DIRECTIONS FOR THIS TASK
Copy every line of the listing that holds the string "Logro".

** start **

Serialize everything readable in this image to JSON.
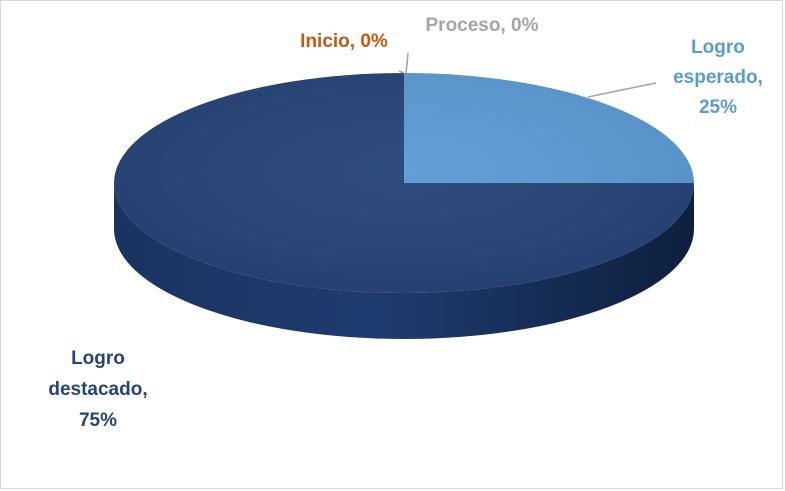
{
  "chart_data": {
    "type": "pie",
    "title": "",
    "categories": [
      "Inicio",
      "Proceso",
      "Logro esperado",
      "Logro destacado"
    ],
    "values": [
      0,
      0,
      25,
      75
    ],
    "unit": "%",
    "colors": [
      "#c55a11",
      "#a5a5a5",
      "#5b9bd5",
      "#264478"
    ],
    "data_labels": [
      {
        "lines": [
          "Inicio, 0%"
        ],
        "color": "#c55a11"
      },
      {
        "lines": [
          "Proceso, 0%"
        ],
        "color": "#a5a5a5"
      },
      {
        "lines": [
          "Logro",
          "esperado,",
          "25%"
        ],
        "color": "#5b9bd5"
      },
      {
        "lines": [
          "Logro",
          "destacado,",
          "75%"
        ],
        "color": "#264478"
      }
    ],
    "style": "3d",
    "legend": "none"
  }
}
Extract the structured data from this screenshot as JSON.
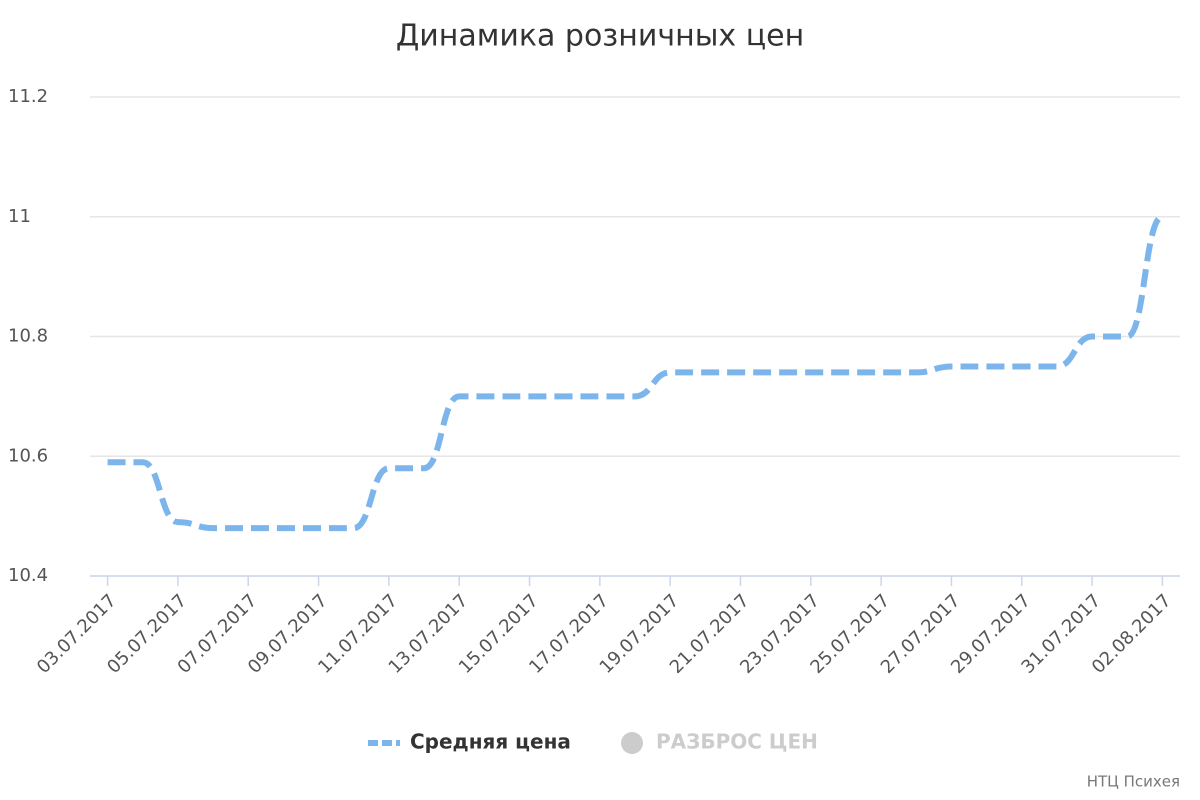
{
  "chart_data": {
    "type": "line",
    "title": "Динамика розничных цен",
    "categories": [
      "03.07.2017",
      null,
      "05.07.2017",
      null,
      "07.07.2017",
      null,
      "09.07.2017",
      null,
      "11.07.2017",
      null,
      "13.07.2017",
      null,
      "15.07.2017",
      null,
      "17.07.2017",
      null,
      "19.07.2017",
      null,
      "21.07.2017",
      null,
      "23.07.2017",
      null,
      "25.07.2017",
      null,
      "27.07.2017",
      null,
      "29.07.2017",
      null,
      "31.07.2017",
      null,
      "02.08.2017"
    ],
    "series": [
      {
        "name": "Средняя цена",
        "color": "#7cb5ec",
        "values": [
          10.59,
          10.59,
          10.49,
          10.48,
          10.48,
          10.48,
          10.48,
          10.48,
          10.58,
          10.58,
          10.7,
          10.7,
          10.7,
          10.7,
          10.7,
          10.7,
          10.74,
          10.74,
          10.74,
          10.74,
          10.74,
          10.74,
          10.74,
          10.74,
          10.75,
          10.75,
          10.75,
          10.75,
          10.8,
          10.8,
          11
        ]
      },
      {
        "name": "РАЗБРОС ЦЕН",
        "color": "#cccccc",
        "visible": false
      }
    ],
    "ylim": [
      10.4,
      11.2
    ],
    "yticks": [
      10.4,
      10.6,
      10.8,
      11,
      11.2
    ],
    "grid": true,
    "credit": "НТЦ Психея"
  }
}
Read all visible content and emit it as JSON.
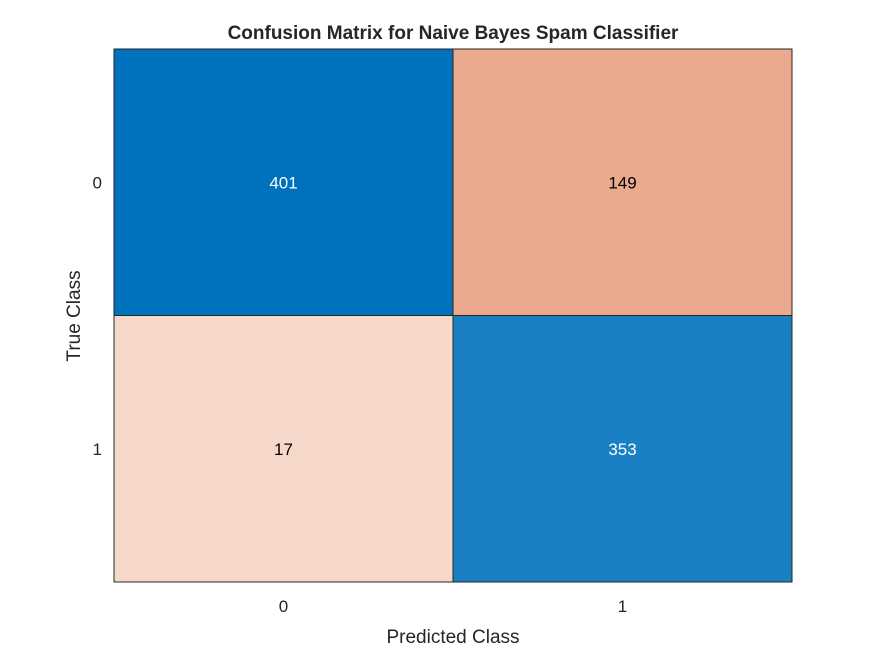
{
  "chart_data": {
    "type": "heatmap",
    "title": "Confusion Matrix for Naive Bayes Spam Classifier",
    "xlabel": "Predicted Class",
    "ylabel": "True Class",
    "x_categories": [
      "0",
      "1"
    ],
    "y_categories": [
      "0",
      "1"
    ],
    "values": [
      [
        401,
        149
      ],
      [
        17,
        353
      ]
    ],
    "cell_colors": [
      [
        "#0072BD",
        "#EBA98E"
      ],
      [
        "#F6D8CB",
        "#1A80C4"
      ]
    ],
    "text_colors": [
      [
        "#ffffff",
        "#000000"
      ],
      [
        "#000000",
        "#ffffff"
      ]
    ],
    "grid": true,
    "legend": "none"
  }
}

** end **

SOLUTION
      "Logro esperado",
      "Logro destacado"
          "Logro",
          "Logro",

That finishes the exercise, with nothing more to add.